■ Written task ■
Write each record again exactly as it stands.

───── Input for this task ─────

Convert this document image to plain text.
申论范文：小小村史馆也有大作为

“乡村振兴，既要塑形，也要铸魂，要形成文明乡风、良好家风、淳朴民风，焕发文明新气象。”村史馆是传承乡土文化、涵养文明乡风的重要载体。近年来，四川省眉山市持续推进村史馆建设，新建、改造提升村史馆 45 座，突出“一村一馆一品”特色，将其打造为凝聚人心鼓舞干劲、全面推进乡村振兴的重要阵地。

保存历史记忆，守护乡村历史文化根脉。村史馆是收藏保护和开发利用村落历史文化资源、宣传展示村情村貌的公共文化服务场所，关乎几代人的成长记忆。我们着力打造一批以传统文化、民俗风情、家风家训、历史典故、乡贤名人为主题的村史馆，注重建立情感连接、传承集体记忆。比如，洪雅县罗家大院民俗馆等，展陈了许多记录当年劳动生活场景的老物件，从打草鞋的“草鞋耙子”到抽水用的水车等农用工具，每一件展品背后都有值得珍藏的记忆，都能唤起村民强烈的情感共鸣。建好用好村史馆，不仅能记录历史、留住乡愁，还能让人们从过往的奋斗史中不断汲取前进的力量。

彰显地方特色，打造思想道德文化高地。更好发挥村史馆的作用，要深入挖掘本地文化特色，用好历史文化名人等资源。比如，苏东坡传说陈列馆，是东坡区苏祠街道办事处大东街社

─────

■ Task response ■
Convert this document image to plain text.
申论范文：小小村史馆也有大作为

“乡村振兴，既要塑形，也要铸魂，要形成文明乡风、良好家风、淳朴民风，焕发文明新气象。”村史馆是传承乡土文化、涵养文明乡风的重要载体。近年来，四川省眉山市持续推进村史馆建设，新建、改造提升村史馆 45 座，突出“一村一馆一品”特色，将其打造为凝聚人心鼓舞干劲、全面推进乡村振兴的重要阵地。

保存历史记忆，守护乡村历史文化根脉。村史馆是收藏保护和开发利用村落历史文化资源、宣传展示村情村貌的公共文化服务场所，关乎几代人的成长记忆。我们着力打造一批以传统文化、民俗风情、家风家训、历史典故、乡贤名人为主题的村史馆，注重建立情感连接、传承集体记忆。比如，洪雅县罗家大院民俗馆等，展陈了许多记录当年劳动生活场景的老物件，从打草鞋的“草鞋耙子”到抽水用的水车等农用工具，每一件展品背后都有值得珍藏的记忆，都能唤起村民强烈的情感共鸣。建好用好村史馆，不仅能记录历史、留住乡愁，还能让人们从过往的奋斗史中不断汲取前进的力量。

彰显地方特色，打造思想道德文化高地。更好发挥村史馆的作用，要深入挖掘本地文化特色，用好历史文化名人等资源。比如，苏东坡传说陈列馆，是东坡区苏祠街道办事处大东街社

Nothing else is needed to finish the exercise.